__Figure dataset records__
_ _ _ _ _
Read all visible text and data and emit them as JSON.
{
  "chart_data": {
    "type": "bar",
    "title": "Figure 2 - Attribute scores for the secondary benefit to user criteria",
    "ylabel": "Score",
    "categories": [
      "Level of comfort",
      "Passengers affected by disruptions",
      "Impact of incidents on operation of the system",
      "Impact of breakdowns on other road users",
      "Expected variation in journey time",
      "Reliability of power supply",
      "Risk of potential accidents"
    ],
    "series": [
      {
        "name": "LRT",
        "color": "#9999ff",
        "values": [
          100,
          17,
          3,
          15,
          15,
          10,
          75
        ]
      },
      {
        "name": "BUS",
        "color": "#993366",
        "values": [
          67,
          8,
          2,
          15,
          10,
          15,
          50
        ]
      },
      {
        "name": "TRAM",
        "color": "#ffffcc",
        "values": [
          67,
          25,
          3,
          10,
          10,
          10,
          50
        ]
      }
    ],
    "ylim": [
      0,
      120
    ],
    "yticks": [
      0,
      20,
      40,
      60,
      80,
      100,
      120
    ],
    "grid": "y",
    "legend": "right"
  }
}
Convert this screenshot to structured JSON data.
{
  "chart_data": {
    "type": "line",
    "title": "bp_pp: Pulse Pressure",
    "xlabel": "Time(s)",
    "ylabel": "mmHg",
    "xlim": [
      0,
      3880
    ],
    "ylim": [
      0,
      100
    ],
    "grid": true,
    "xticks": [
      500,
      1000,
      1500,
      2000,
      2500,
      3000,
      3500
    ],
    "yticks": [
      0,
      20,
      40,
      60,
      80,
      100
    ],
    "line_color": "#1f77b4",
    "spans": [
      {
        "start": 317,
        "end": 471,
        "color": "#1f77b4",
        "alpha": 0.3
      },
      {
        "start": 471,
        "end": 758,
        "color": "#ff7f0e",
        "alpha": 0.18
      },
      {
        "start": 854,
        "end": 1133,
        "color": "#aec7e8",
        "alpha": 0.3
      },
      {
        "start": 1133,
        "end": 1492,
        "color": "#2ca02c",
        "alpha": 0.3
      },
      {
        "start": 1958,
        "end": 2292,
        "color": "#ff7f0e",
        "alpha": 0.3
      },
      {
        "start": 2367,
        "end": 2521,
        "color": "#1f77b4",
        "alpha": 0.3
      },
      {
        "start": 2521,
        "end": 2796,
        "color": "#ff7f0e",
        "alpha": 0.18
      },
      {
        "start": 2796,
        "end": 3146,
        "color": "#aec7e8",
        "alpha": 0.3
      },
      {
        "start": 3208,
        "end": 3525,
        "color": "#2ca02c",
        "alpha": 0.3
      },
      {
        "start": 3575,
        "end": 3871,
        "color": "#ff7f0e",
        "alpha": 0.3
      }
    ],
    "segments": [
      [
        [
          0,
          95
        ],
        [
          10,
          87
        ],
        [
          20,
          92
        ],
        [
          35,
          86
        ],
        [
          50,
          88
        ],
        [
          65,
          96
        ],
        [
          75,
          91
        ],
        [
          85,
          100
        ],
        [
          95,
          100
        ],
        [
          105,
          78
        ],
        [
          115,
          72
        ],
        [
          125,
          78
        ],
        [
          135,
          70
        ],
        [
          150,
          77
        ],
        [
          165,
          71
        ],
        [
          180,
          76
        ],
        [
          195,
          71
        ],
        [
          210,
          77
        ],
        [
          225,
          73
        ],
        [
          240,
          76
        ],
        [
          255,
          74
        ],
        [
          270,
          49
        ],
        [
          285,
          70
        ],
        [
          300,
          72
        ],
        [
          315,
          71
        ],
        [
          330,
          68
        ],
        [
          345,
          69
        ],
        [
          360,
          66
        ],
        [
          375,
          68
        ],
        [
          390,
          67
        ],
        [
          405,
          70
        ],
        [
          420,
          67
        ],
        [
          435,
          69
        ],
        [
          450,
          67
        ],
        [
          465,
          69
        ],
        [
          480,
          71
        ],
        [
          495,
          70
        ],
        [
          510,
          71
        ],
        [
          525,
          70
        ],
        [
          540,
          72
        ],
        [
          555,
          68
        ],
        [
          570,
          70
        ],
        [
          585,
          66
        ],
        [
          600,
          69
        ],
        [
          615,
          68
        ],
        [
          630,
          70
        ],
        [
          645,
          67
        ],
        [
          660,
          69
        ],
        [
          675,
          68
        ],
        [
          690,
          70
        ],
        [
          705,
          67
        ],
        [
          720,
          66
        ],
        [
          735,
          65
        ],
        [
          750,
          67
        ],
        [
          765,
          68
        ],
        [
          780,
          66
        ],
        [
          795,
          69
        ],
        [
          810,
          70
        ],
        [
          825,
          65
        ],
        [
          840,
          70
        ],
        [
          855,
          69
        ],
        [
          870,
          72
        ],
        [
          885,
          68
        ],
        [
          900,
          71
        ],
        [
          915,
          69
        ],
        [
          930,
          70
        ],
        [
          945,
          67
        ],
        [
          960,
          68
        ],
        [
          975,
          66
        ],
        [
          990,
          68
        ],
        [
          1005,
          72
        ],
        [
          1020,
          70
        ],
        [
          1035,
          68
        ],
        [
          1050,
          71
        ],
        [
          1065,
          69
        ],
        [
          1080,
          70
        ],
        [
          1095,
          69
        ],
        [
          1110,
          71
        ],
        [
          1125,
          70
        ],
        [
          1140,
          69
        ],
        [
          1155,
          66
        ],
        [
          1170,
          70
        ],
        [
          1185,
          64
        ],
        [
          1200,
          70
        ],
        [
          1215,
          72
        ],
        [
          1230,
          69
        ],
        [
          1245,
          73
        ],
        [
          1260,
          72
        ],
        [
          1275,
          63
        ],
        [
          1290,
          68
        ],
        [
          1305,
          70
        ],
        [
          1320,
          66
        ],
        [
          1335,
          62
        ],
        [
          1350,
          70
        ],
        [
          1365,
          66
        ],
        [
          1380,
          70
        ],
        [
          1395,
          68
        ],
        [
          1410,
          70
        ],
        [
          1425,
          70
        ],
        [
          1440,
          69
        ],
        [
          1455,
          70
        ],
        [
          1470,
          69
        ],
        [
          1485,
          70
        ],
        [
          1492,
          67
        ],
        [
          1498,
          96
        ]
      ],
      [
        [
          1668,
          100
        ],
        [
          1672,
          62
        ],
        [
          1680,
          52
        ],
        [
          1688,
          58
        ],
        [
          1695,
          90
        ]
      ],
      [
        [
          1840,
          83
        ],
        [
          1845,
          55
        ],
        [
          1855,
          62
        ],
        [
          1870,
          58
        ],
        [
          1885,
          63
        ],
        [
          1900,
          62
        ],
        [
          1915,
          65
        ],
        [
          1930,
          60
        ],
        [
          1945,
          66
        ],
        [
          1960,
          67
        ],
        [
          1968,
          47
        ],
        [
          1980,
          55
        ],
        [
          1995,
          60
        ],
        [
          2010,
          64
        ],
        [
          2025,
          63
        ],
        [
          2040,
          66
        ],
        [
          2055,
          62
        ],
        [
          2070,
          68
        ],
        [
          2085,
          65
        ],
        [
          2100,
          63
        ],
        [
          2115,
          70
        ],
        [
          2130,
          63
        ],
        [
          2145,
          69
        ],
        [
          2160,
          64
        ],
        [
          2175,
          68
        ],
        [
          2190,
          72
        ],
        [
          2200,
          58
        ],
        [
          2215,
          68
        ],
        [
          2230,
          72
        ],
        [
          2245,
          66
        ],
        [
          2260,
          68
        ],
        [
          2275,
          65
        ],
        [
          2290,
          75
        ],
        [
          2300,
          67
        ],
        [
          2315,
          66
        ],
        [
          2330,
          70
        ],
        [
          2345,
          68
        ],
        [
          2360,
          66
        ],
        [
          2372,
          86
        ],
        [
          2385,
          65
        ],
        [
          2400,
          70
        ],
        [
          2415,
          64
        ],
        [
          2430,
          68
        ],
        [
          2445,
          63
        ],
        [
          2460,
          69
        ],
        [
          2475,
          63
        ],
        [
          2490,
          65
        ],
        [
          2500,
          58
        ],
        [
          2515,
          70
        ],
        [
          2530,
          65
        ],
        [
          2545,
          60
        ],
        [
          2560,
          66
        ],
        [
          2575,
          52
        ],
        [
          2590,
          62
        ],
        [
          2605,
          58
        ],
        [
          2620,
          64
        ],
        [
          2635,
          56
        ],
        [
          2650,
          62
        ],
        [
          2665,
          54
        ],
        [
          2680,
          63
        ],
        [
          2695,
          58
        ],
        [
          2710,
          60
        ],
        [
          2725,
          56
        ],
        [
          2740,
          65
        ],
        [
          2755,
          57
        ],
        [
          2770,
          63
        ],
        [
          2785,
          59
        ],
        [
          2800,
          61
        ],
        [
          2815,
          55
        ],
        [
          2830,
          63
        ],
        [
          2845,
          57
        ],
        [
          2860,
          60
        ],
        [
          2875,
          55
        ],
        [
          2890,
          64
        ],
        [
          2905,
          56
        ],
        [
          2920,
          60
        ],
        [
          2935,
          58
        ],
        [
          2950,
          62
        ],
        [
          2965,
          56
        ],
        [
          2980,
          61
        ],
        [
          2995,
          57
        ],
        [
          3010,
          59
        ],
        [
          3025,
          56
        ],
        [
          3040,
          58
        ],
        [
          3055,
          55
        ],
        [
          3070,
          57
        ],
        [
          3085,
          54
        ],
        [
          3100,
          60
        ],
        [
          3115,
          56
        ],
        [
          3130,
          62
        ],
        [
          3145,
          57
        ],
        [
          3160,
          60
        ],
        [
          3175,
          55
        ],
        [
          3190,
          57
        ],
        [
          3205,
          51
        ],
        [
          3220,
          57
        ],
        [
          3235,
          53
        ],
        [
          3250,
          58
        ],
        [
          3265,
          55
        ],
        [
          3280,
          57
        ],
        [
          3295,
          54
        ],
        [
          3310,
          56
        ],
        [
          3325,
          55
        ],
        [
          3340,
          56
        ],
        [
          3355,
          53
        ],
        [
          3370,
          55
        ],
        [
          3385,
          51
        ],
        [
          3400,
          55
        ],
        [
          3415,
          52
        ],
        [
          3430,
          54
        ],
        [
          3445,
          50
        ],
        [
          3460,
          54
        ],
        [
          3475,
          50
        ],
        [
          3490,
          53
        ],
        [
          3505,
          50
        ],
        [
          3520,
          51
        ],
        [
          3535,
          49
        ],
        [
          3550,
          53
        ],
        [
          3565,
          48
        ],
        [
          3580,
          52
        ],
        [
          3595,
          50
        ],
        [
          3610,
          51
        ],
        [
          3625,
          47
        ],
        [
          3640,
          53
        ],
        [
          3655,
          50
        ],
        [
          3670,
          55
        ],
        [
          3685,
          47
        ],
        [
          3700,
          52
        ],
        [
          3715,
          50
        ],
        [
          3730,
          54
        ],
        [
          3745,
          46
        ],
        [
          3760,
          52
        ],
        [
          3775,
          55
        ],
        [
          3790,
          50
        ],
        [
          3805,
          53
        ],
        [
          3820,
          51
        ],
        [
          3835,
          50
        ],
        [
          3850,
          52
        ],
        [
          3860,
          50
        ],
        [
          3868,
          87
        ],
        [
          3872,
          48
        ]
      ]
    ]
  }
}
_ _ _ _ _
__The task__
Determine the number of lines in the entries above where the string "Impact" appears. Answer with the number alone.

__Exercise answer__
2